Dataset records
## Start
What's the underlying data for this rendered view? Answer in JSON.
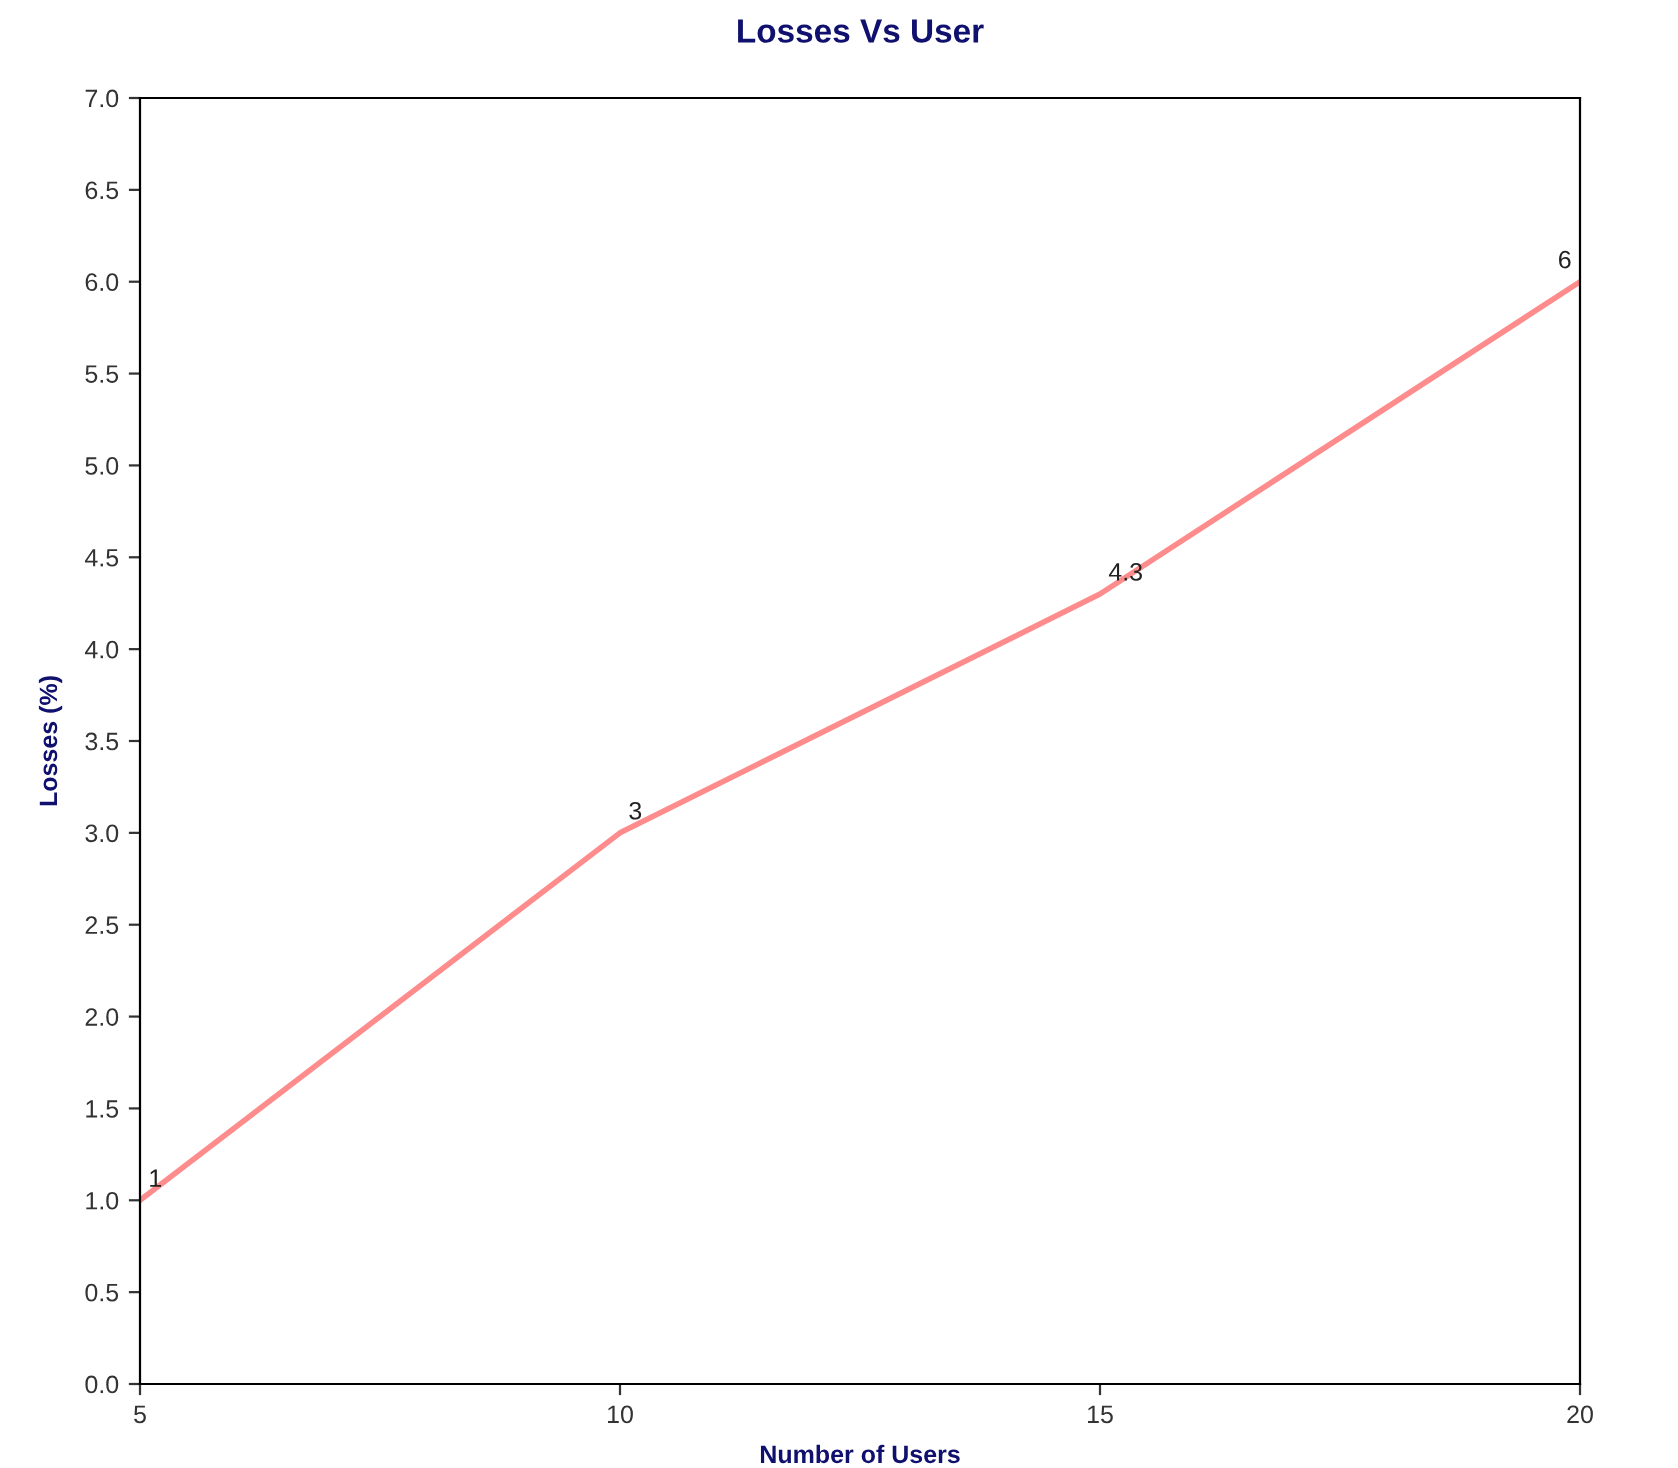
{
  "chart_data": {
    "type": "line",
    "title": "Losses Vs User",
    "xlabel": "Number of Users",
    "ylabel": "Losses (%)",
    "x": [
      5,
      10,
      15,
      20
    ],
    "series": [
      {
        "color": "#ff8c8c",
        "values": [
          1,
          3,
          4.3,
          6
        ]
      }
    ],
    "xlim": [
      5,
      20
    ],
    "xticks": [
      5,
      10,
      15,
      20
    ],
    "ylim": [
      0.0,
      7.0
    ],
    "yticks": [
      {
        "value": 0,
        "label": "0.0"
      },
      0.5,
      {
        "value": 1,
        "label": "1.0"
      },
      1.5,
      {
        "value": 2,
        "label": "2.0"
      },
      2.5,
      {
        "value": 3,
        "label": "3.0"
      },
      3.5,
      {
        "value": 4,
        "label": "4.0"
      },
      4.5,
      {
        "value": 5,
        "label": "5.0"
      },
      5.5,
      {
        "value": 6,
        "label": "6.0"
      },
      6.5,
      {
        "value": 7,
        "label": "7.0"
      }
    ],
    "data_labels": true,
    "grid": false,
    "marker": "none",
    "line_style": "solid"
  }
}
## End
*THE REQUEST*:
Retype the entries word for word. Omit any images.

*CORRECT OUTPUT*:
What's the underlying data for this rendered view? Answer in JSON.
{
  "chart_data": {
    "type": "line",
    "title": "Losses Vs User",
    "xlabel": "Number of Users",
    "ylabel": "Losses (%)",
    "x": [
      5,
      10,
      15,
      20
    ],
    "series": [
      {
        "color": "#ff8c8c",
        "values": [
          1,
          3,
          4.3,
          6
        ]
      }
    ],
    "xlim": [
      5,
      20
    ],
    "xticks": [
      5,
      10,
      15,
      20
    ],
    "ylim": [
      0.0,
      7.0
    ],
    "yticks": [
      {
        "value": 0,
        "label": "0.0"
      },
      0.5,
      {
        "value": 1,
        "label": "1.0"
      },
      1.5,
      {
        "value": 2,
        "label": "2.0"
      },
      2.5,
      {
        "value": 3,
        "label": "3.0"
      },
      3.5,
      {
        "value": 4,
        "label": "4.0"
      },
      4.5,
      {
        "value": 5,
        "label": "5.0"
      },
      5.5,
      {
        "value": 6,
        "label": "6.0"
      },
      6.5,
      {
        "value": 7,
        "label": "7.0"
      }
    ],
    "data_labels": true,
    "grid": false,
    "marker": "none",
    "line_style": "solid"
  }
}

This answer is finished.